• [OBJECTIVE]:
Copy the records below, changing each "volume-bar" to "volume-column" and leaving everything else the same.

## start THE RECORDS

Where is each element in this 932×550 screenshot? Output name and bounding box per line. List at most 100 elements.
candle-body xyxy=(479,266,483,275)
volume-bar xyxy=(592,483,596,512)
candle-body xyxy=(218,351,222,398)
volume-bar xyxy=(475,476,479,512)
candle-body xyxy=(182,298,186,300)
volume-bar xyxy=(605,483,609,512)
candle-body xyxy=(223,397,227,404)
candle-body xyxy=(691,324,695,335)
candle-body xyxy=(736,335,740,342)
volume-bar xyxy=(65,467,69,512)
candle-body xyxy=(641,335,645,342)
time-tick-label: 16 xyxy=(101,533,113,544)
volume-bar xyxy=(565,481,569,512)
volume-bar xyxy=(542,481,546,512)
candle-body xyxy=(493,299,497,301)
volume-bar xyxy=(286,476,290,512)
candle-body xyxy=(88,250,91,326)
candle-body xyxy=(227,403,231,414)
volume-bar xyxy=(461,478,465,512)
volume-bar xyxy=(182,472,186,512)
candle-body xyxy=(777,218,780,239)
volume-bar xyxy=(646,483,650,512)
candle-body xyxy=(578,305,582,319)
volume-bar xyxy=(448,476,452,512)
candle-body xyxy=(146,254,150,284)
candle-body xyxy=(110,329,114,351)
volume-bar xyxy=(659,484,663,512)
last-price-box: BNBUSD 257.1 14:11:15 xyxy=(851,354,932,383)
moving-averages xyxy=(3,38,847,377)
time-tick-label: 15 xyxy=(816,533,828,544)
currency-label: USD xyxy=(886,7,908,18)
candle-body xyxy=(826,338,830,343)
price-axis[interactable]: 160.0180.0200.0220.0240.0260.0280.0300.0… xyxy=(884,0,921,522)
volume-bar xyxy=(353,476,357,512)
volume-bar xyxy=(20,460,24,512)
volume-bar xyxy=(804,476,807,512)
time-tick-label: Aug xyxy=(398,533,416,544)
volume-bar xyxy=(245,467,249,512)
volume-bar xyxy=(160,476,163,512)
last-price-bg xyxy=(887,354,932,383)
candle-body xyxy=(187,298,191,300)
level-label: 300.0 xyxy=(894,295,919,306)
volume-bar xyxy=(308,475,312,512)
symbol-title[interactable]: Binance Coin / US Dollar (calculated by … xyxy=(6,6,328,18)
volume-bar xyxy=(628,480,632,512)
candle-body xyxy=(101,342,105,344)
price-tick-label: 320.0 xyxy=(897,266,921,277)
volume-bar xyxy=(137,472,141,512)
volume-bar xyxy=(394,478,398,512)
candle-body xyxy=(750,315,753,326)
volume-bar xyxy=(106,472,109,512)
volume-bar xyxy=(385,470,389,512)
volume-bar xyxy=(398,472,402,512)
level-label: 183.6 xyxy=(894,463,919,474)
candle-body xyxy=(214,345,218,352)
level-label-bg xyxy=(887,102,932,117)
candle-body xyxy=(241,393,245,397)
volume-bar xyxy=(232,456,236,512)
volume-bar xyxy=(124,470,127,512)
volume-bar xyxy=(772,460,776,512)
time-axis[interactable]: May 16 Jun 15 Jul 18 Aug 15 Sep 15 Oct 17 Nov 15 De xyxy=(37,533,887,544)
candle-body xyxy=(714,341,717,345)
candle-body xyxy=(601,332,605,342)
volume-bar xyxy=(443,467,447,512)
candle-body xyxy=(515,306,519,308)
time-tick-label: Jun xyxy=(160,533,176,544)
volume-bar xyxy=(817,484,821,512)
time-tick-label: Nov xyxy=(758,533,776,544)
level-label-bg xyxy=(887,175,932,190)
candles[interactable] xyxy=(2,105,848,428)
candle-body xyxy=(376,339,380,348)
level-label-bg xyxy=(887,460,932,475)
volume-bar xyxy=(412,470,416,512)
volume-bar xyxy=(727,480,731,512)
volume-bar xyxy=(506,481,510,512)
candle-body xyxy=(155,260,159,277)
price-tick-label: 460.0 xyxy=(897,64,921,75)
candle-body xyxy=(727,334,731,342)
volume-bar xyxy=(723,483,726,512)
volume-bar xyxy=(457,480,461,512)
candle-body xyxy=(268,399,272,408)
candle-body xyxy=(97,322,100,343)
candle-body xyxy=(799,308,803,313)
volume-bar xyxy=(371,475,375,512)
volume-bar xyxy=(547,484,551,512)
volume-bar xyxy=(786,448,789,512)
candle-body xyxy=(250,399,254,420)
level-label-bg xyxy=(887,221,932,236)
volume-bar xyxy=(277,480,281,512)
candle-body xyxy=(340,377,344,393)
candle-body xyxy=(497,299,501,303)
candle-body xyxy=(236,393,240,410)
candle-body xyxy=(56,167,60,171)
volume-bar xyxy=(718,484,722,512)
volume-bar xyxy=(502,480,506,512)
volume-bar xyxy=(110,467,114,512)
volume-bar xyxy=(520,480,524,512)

## end THE RECORDS

• [WRITTEN RESPONSE]:
Where is each element in this 932×550 screenshot? Output name and bounding box per line. List at most 100 elements.
candle-body xyxy=(479,266,483,275)
volume-column xyxy=(592,483,596,512)
candle-body xyxy=(218,351,222,398)
volume-column xyxy=(475,476,479,512)
candle-body xyxy=(182,298,186,300)
volume-column xyxy=(605,483,609,512)
candle-body xyxy=(223,397,227,404)
candle-body xyxy=(691,324,695,335)
candle-body xyxy=(736,335,740,342)
volume-column xyxy=(65,467,69,512)
candle-body xyxy=(641,335,645,342)
time-tick-label: 16 xyxy=(101,533,113,544)
volume-column xyxy=(565,481,569,512)
volume-column xyxy=(542,481,546,512)
candle-body xyxy=(493,299,497,301)
volume-column xyxy=(286,476,290,512)
candle-body xyxy=(88,250,91,326)
candle-body xyxy=(227,403,231,414)
volume-column xyxy=(461,478,465,512)
volume-column xyxy=(182,472,186,512)
candle-body xyxy=(777,218,780,239)
volume-column xyxy=(646,483,650,512)
candle-body xyxy=(578,305,582,319)
volume-column xyxy=(448,476,452,512)
candle-body xyxy=(146,254,150,284)
candle-body xyxy=(110,329,114,351)
volume-column xyxy=(659,484,663,512)
last-price-box: BNBUSD 257.1 14:11:15 xyxy=(851,354,932,383)
moving-averages xyxy=(3,38,847,377)
time-tick-label: 15 xyxy=(816,533,828,544)
currency-label: USD xyxy=(886,7,908,18)
candle-body xyxy=(826,338,830,343)
price-axis[interactable]: 160.0180.0200.0220.0240.0260.0280.0300.0… xyxy=(884,0,921,522)
volume-column xyxy=(353,476,357,512)
volume-column xyxy=(20,460,24,512)
volume-column xyxy=(804,476,807,512)
time-tick-label: Aug xyxy=(398,533,416,544)
volume-column xyxy=(245,467,249,512)
volume-column xyxy=(160,476,163,512)
last-price-bg xyxy=(887,354,932,383)
candle-body xyxy=(187,298,191,300)
level-label: 300.0 xyxy=(894,295,919,306)
volume-column xyxy=(308,475,312,512)
symbol-title[interactable]: Binance Coin / US Dollar (calculated by … xyxy=(6,6,328,18)
volume-column xyxy=(628,480,632,512)
candle-body xyxy=(101,342,105,344)
price-tick-label: 320.0 xyxy=(897,266,921,277)
volume-column xyxy=(137,472,141,512)
volume-column xyxy=(394,478,398,512)
candle-body xyxy=(750,315,753,326)
volume-column xyxy=(106,472,109,512)
volume-column xyxy=(385,470,389,512)
volume-column xyxy=(398,472,402,512)
level-label: 183.6 xyxy=(894,463,919,474)
candle-body xyxy=(214,345,218,352)
level-label-bg xyxy=(887,102,932,117)
candle-body xyxy=(241,393,245,397)
volume-column xyxy=(232,456,236,512)
volume-column xyxy=(124,470,127,512)
volume-column xyxy=(772,460,776,512)
time-axis[interactable]: May 16 Jun 15 Jul 18 Aug 15 Sep 15 Oct 17 Nov 15 De xyxy=(37,533,887,544)
candle-body xyxy=(714,341,717,345)
candle-body xyxy=(601,332,605,342)
volume-column xyxy=(443,467,447,512)
candle-body xyxy=(515,306,519,308)
time-tick-label: Jun xyxy=(160,533,176,544)
volume-column xyxy=(817,484,821,512)
time-tick-label: Nov xyxy=(758,533,776,544)
level-label-bg xyxy=(887,175,932,190)
candles[interactable] xyxy=(2,105,848,428)
candle-body xyxy=(376,339,380,348)
level-label-bg xyxy=(887,460,932,475)
volume-column xyxy=(412,470,416,512)
volume-column xyxy=(727,480,731,512)
volume-column xyxy=(506,481,510,512)
candle-body xyxy=(155,260,159,277)
price-tick-label: 460.0 xyxy=(897,64,921,75)
candle-body xyxy=(727,334,731,342)
volume-column xyxy=(723,483,726,512)
volume-column xyxy=(457,480,461,512)
candle-body xyxy=(268,399,272,408)
candle-body xyxy=(97,322,100,343)
candle-body xyxy=(799,308,803,313)
volume-column xyxy=(371,475,375,512)
volume-column xyxy=(547,484,551,512)
volume-column xyxy=(786,448,789,512)
candle-body xyxy=(250,399,254,420)
level-label-bg xyxy=(887,221,932,236)
volume-column xyxy=(277,480,281,512)
candle-body xyxy=(340,377,344,393)
candle-body xyxy=(497,299,501,303)
candle-body xyxy=(236,393,240,410)
candle-body xyxy=(56,167,60,171)
volume-column xyxy=(718,484,722,512)
volume-column xyxy=(502,480,506,512)
volume-column xyxy=(110,467,114,512)
volume-column xyxy=(520,480,524,512)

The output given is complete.